__Given passage__:
_____
I accept that certain things are not acceptable in a marriage, but we can not conclude without all the facts. for instance we dont know if
1: Illness is involved
2: Threat to livelihood is invloved
3: Infidelity

These are all factors that could change the whole dynamics. we just dont know. I do conceed that there are terrible people out there, but we are not certain these are one of those cases were outright divorce is the answer. Dont forget that people react differently to situations, and we might find that this is just a financial thing.

I will encourage the couple to sit and talk. Seperation or divorce should be the last thing

Bruv, this is a situation of input-output.

I responded to the input she gave by giving an output.

If there was any other significant factors to be considered, it is utterly her responsibility to highlight, otherwise she takes the output she is given.

What I gathered from her input was:

- He takes his frustrations out on her frequently (I can easily assume her "every day" is an exaggeration), and makes her feel uncomfortable in the house.

- He talks down to her and thinks he did her a favour to bring her abroad, he sounds like a lot of the insensitive and insecure loser-men we see in UK.

- He knew of her accent before he married her, so why attack her because of it? If it was such a problem, why marry her?

That is not a life. That is not a marriage.

The third one especially, I can't see any other factors (except his selfishness) being significant. He obviously did not love her. He only married her because he wanted a submissive wife, one that will ensure his ego is protected (most likely because he is a loser), so he went back home hoping to find someone that will worship him for bringing them abroad. Now he is trying to crush any shred of self-dignity she has to protect his insecurities.
_____
__Given problem 1__: In the marriage discussion, what does the first writer say they will encourage the couple to do?
_____
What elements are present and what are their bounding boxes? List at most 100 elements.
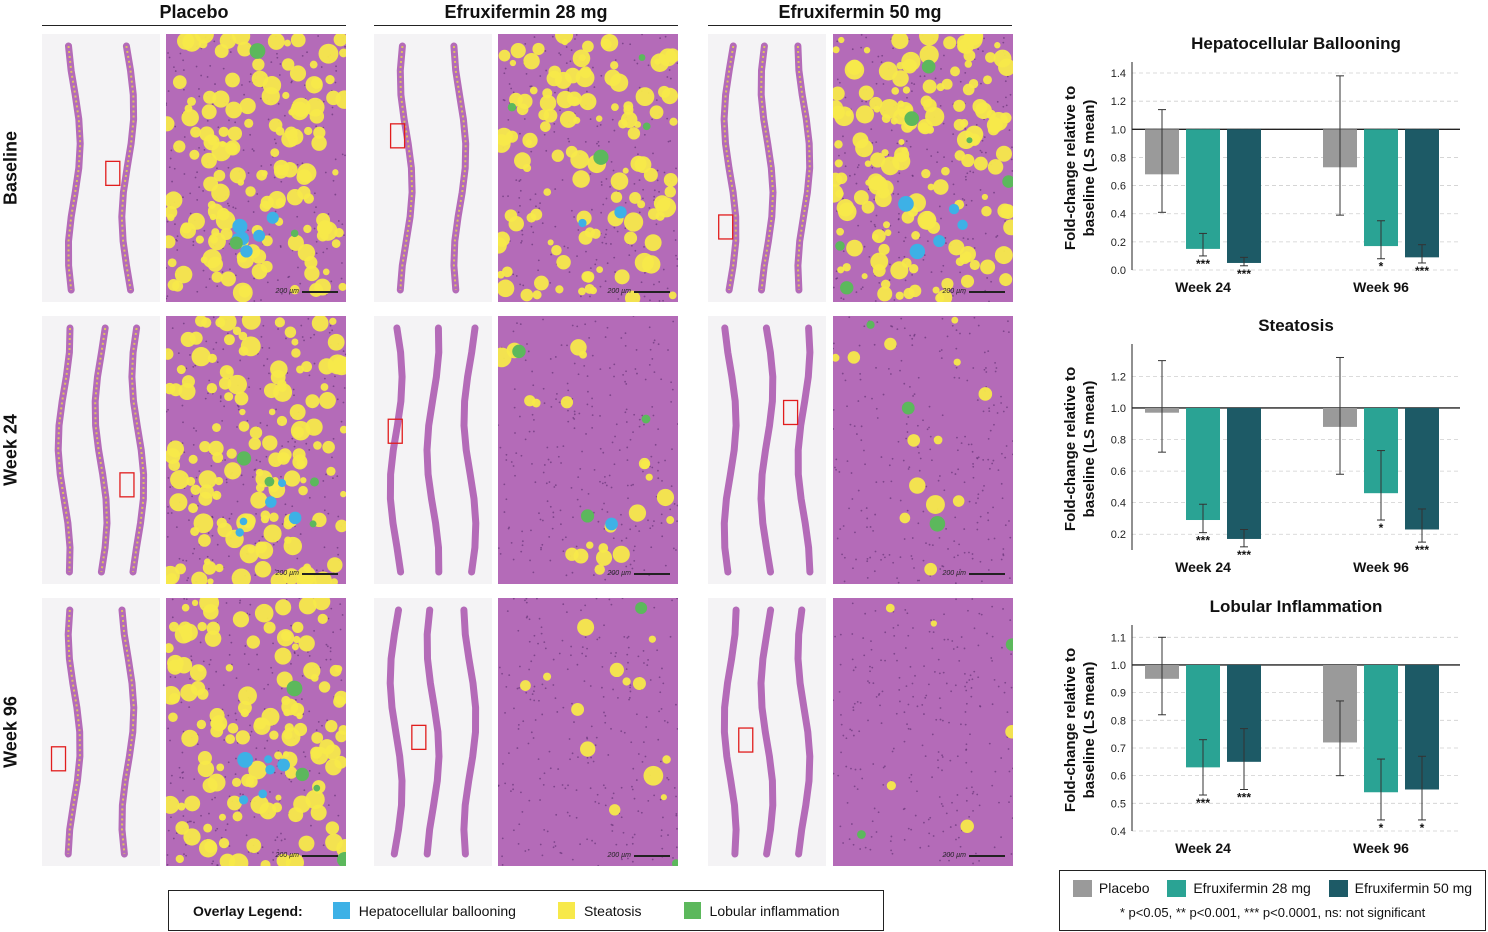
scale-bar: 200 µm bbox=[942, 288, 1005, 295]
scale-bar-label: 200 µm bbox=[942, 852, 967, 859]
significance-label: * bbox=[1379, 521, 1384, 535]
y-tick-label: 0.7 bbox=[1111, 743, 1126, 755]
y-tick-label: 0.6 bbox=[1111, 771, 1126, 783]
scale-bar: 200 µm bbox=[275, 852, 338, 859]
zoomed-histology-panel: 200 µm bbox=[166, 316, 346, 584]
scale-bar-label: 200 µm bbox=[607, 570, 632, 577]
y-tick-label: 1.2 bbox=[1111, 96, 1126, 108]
_____
__Given problem 2__: Can you reproduce the lines of the entries, beginning with the line containing "scale-bar: 200 µm bbox=[942, 288, 1005, 295]" and continuing through the line containing "y-tick-label: 0.6 bbox=[1111, 771, 1126, 783]"?

__Full solution 1__: Sit and talk.

__Full solution 2__:
scale-bar: 200 µm bbox=[942, 288, 1005, 295]
scale-bar-label: 200 µm bbox=[942, 852, 967, 859]
significance-label: * bbox=[1379, 521, 1384, 535]
y-tick-label: 0.7 bbox=[1111, 743, 1126, 755]
y-tick-label: 0.6 bbox=[1111, 771, 1126, 783]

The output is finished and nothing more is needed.